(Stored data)
┄┄┄┄┄┄┄┄┄┄
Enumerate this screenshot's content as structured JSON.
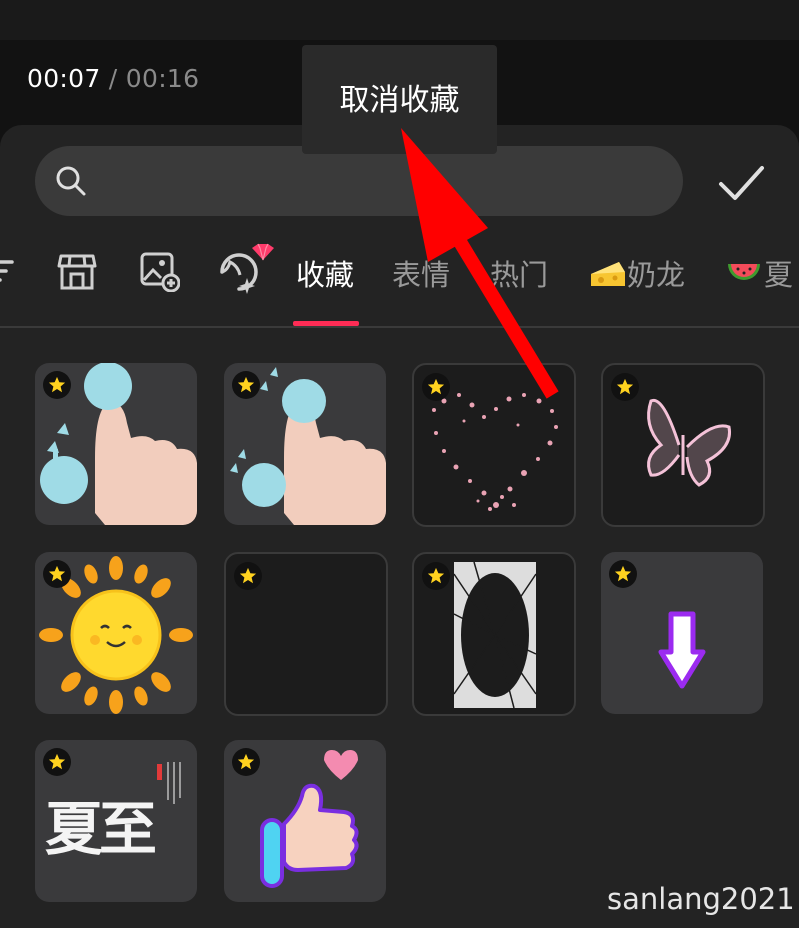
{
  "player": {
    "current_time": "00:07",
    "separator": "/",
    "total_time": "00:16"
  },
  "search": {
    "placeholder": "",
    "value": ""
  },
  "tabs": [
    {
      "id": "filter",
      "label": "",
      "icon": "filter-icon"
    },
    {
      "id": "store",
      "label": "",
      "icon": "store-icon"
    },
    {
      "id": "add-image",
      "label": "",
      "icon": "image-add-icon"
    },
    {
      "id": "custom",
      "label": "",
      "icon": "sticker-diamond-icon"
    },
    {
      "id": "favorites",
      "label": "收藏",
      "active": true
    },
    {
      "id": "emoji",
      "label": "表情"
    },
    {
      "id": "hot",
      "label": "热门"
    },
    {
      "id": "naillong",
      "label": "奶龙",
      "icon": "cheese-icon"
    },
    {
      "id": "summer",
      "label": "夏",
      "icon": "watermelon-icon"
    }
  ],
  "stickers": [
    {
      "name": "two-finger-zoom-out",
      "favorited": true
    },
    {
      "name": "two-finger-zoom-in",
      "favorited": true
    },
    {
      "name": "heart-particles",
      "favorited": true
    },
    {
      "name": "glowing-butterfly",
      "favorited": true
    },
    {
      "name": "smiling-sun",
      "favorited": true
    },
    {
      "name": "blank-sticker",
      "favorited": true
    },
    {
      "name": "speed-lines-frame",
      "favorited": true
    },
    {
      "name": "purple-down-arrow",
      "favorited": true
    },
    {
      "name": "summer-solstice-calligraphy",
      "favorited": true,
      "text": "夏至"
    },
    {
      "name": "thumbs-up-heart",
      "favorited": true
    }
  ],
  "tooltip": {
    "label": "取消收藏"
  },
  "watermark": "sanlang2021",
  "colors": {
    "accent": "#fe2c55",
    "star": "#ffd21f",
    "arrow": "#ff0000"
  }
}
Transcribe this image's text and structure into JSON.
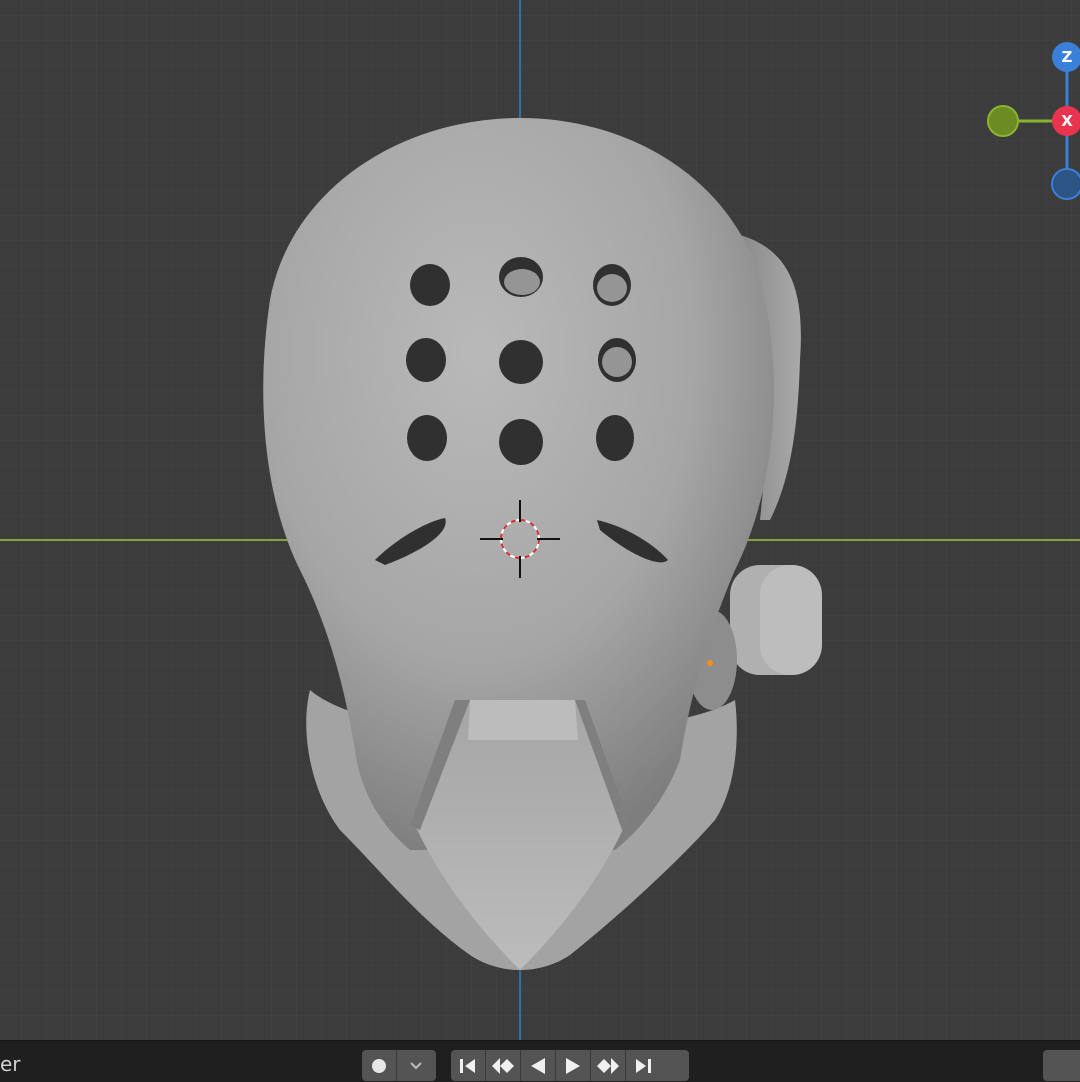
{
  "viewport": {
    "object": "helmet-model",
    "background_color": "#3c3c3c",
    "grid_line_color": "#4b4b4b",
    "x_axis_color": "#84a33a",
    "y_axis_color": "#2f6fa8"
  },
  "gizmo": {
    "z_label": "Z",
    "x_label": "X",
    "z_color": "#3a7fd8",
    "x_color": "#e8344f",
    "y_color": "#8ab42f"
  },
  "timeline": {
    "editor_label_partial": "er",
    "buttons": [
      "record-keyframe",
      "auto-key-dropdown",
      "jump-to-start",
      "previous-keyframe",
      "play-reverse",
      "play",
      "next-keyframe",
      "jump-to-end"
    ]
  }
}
┄┄┄┄┄┄┄┄┄┄
Work to be completed: Filter the entries down to the lines with the word "text" in them.

Expected answer:
      "text": "夏至"
Transcribe this image's text and structure into JSON.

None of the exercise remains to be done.